— Begin —
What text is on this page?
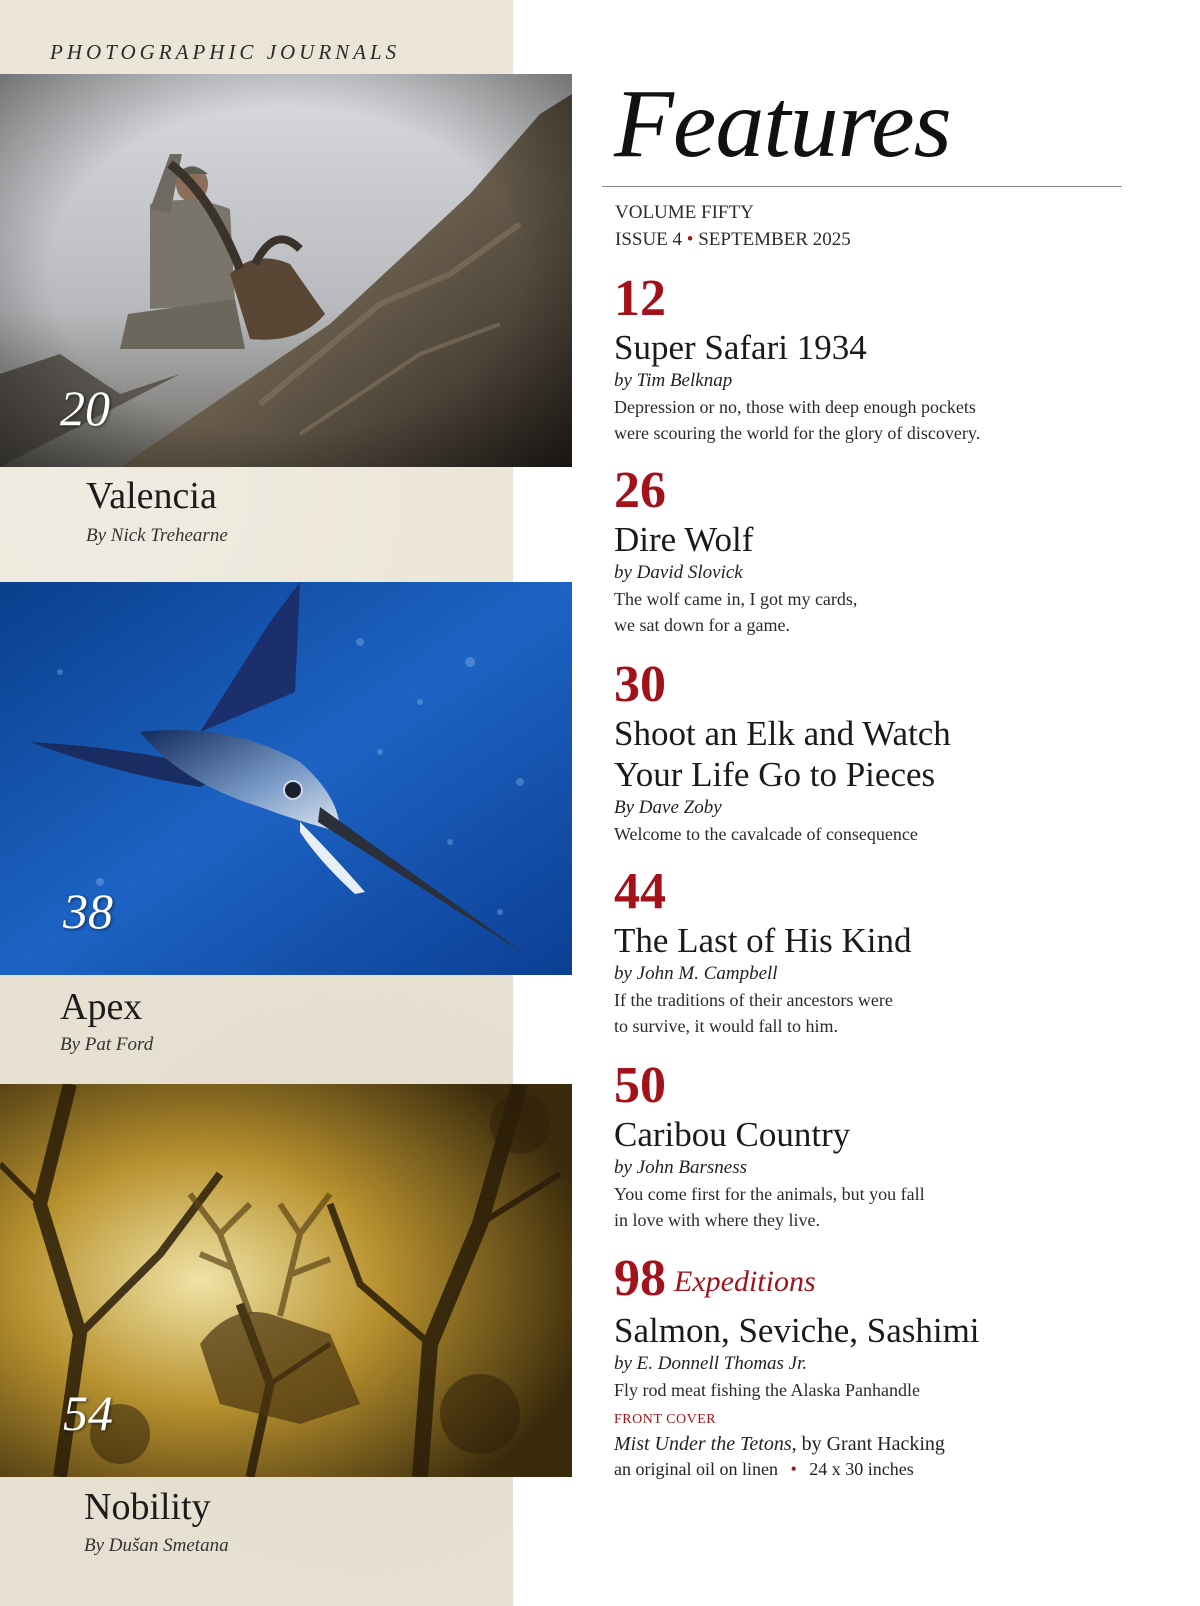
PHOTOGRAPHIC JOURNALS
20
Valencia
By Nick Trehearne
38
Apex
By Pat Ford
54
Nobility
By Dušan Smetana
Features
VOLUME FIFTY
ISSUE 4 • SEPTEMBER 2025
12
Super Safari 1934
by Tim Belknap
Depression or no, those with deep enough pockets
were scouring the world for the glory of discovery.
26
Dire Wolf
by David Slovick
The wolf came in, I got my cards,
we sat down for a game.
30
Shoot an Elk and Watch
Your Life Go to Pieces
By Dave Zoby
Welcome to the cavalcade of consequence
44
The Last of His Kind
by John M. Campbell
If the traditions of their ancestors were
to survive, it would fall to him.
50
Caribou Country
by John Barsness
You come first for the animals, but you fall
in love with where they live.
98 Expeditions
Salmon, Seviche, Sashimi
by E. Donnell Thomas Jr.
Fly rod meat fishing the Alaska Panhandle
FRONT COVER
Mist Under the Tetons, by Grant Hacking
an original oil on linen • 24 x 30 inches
— End —
● **Problem to work on**:
Collect the lines of the records that include the string "with".

● **Reply to the task**:
Depression or no, those with deep enough pockets
in love with where they live.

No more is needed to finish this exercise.